Some records:
━━━━━━━━━━━━━━━━

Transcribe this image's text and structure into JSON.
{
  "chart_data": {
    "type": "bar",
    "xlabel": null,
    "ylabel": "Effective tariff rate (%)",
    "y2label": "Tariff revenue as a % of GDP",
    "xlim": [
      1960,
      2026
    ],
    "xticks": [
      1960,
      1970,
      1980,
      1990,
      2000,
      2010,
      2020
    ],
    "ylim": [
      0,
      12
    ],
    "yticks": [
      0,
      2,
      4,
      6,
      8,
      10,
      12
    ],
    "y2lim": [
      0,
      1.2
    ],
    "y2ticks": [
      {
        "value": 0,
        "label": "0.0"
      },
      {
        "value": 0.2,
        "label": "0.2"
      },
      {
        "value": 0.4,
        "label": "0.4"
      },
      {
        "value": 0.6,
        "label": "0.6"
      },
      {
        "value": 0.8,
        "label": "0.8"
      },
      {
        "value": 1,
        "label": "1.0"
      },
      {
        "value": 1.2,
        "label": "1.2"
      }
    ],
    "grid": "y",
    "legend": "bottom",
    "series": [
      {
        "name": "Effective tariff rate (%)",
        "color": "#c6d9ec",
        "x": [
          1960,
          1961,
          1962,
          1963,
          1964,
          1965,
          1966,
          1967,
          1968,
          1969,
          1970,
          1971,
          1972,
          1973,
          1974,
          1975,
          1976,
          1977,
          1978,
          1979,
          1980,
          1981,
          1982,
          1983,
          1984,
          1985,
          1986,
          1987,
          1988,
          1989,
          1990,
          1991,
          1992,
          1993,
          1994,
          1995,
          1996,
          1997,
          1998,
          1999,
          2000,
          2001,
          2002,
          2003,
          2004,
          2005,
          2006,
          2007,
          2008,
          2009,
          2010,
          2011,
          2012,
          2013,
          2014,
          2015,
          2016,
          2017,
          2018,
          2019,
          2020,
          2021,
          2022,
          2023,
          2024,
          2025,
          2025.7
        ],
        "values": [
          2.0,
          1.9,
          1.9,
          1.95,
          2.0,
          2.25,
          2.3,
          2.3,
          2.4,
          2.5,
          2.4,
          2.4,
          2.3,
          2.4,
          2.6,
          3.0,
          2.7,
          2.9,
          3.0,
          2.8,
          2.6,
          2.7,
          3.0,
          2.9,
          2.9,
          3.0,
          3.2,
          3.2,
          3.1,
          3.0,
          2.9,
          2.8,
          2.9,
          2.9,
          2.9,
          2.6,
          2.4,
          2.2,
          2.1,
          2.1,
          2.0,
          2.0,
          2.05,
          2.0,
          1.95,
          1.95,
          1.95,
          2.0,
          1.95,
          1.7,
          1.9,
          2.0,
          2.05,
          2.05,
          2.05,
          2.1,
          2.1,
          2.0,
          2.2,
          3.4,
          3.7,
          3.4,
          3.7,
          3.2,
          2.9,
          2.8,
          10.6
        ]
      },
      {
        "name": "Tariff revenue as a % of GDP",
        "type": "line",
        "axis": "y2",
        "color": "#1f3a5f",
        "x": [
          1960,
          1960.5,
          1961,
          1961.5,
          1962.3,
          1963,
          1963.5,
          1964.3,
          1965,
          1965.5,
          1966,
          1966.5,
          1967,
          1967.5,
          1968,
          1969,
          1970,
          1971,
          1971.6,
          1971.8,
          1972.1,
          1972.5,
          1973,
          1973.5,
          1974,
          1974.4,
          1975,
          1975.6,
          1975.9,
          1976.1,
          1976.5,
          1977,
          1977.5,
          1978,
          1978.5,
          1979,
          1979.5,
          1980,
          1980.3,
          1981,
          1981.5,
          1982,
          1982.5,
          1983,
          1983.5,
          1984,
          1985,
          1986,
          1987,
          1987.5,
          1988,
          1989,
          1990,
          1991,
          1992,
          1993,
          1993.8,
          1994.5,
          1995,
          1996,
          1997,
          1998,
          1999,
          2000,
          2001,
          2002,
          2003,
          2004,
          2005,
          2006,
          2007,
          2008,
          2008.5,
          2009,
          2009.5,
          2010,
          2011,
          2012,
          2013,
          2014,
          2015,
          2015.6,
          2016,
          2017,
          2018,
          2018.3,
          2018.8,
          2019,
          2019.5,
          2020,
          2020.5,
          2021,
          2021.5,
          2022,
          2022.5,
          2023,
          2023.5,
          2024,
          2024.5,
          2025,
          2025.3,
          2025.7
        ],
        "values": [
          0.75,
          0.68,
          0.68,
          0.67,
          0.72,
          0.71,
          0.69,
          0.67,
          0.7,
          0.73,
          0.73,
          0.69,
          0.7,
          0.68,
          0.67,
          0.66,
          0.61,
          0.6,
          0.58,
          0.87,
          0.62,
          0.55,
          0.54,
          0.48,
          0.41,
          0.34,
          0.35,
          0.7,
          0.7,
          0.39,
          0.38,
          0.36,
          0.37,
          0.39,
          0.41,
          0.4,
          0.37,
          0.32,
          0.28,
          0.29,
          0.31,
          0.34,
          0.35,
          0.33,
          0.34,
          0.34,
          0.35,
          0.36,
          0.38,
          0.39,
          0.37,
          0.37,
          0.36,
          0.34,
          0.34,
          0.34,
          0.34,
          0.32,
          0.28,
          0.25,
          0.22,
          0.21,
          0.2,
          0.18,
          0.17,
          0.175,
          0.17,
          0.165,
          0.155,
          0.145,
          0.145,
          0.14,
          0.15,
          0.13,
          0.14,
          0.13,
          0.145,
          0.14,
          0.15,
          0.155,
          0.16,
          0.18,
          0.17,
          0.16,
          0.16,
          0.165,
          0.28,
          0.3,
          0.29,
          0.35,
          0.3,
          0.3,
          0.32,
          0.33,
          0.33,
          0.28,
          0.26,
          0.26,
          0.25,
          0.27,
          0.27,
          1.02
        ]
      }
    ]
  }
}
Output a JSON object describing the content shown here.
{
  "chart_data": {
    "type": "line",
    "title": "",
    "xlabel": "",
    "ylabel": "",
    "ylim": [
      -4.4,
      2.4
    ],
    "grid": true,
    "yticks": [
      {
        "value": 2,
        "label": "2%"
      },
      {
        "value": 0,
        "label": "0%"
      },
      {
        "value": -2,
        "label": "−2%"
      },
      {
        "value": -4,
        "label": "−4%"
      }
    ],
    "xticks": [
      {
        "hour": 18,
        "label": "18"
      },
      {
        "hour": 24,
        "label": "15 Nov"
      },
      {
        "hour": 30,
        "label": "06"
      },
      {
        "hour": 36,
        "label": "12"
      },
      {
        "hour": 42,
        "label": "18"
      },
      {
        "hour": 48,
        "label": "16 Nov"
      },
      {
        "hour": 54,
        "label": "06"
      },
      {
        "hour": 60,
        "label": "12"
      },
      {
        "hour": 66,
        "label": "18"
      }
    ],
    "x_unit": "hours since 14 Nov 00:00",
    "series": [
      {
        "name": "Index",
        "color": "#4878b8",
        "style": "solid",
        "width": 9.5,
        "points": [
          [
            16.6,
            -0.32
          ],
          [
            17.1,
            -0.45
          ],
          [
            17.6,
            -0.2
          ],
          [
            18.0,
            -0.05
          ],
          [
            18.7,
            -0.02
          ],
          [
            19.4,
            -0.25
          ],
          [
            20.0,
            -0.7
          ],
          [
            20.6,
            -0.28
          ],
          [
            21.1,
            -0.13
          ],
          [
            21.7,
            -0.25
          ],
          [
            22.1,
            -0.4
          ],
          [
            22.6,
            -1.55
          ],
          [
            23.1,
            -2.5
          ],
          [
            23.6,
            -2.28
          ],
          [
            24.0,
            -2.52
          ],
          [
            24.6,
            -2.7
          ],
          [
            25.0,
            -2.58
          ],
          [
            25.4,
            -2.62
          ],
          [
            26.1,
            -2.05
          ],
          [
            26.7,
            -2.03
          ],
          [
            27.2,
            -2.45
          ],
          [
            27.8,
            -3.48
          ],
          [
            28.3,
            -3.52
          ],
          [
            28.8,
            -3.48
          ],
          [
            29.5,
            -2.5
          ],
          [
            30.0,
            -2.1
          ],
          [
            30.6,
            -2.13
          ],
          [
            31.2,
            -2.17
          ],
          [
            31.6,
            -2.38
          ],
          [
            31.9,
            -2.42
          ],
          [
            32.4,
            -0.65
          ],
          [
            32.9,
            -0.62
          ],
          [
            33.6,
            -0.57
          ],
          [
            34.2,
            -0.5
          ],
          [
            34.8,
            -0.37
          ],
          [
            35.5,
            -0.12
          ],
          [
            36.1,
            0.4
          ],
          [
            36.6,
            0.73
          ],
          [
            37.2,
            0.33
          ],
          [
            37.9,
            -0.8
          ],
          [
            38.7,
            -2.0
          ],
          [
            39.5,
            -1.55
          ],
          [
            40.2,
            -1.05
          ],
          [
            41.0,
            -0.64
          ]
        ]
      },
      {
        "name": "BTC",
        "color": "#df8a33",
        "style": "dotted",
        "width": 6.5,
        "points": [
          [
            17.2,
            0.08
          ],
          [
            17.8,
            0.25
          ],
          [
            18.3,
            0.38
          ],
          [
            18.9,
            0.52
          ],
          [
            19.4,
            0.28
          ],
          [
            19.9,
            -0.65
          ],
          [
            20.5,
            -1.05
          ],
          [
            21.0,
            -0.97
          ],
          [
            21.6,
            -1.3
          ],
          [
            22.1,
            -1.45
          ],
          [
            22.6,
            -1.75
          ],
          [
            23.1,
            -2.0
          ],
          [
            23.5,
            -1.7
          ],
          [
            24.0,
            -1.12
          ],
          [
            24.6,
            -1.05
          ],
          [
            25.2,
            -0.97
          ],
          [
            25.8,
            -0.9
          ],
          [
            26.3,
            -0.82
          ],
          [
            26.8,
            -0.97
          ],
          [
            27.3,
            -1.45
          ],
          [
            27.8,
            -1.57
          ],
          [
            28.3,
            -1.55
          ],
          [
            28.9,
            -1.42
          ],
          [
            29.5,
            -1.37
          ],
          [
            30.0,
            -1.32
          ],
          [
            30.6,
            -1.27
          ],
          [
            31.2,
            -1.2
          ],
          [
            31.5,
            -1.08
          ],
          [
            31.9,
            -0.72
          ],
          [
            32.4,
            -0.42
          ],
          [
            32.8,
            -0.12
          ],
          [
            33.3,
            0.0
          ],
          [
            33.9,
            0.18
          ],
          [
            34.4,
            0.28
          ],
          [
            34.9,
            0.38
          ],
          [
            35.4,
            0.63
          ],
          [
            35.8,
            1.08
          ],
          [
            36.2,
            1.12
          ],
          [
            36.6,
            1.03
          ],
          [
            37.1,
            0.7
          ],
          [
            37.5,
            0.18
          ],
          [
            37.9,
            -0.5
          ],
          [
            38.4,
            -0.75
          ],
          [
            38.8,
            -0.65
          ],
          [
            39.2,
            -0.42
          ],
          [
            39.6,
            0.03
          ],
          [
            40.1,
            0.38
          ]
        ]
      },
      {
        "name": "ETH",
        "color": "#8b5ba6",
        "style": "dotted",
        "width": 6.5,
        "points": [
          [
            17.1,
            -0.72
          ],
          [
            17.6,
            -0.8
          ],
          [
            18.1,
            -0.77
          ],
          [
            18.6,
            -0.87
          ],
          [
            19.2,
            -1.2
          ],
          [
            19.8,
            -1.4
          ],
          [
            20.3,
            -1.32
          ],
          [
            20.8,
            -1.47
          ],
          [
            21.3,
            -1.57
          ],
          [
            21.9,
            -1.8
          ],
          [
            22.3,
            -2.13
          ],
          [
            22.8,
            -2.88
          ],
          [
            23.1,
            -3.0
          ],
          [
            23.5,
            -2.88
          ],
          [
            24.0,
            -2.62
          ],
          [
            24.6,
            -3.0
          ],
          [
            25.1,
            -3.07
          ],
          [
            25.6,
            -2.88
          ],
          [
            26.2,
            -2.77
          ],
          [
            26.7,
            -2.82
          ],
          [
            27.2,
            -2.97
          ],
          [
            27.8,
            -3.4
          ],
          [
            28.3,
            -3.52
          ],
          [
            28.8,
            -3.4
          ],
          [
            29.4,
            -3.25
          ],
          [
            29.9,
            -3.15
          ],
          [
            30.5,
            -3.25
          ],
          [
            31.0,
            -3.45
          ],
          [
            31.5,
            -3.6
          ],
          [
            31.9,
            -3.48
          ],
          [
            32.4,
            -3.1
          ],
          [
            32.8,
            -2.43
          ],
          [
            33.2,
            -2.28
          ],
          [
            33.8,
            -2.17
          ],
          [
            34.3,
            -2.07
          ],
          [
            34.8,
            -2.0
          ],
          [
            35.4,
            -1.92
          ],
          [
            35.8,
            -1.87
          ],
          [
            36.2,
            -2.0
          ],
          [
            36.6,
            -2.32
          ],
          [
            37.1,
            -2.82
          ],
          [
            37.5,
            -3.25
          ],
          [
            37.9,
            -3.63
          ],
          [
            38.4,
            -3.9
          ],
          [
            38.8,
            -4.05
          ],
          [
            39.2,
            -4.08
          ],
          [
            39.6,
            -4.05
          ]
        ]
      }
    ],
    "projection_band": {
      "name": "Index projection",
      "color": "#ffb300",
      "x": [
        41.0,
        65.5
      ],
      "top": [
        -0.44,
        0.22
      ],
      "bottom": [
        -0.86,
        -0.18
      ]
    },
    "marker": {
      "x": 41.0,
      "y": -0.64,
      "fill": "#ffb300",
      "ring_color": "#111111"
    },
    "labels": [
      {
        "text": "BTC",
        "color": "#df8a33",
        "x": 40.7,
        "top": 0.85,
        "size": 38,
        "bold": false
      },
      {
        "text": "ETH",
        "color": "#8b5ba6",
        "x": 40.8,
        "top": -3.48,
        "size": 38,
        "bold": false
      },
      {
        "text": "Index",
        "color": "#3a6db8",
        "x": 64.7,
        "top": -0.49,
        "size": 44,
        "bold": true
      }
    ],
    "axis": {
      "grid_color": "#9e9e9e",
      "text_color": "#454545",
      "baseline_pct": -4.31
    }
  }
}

━━━━━━━━━━━━━━━━

» **Your task**
Using the records given above, list every line that includes the word "rate".

» **Task output**
    "ylabel": "Effective tariff rate (%)",
        "name": "Effective tariff rate (%)",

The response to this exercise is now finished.